In the listing below, locate the lines that hold "Henge" and copy them.

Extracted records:
* Start *
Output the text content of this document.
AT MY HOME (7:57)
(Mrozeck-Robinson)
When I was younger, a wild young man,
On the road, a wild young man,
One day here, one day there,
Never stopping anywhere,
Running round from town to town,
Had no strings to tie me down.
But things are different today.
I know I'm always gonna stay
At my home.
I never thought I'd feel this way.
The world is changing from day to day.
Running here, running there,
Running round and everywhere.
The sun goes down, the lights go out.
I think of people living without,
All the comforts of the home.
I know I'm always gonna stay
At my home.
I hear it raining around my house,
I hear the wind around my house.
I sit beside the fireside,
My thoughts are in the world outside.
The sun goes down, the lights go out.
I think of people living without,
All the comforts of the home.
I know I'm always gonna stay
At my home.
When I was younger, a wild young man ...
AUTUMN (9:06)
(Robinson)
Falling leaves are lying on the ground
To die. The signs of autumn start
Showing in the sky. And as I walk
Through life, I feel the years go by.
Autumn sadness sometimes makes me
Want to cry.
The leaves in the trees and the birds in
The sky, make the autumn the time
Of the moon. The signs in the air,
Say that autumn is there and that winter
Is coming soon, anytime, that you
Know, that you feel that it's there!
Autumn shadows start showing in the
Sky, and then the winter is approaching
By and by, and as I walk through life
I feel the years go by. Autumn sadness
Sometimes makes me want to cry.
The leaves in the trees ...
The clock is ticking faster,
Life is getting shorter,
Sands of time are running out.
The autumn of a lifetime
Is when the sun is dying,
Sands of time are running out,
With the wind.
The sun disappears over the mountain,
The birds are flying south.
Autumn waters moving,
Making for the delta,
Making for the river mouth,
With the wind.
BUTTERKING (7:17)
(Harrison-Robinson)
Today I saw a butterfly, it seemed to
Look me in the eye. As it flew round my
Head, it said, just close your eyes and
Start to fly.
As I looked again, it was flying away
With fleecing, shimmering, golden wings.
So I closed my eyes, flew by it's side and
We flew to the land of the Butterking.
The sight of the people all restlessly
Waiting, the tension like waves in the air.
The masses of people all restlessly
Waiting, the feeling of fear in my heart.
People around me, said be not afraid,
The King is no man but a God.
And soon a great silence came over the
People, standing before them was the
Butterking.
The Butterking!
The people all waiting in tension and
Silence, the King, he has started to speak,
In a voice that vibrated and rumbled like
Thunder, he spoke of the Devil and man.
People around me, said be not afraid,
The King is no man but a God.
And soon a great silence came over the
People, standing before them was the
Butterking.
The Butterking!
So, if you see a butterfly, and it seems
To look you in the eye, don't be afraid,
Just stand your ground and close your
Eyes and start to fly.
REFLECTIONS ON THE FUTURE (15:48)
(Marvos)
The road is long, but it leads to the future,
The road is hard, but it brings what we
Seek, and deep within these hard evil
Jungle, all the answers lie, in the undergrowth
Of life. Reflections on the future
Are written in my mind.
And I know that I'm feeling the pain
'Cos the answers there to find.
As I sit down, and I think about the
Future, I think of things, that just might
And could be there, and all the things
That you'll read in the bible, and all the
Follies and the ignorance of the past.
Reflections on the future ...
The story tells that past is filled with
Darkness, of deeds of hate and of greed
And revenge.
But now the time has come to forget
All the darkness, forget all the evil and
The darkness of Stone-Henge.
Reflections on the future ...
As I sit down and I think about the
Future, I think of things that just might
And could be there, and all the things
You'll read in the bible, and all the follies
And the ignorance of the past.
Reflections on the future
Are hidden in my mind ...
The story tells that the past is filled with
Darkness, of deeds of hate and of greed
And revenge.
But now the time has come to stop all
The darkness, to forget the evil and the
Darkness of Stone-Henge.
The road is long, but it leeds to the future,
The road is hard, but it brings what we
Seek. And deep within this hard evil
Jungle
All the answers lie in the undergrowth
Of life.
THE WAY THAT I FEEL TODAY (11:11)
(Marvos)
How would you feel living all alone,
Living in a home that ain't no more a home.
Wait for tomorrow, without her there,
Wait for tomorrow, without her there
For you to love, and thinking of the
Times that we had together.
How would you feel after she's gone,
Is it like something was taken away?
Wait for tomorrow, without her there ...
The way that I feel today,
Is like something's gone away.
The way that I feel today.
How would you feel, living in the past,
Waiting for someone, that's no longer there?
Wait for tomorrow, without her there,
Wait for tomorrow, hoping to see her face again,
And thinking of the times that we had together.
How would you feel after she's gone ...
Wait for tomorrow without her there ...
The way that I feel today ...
* End *
» Response to the task:
The darkness of Stone-Henge.
Darkness of Stone-Henge.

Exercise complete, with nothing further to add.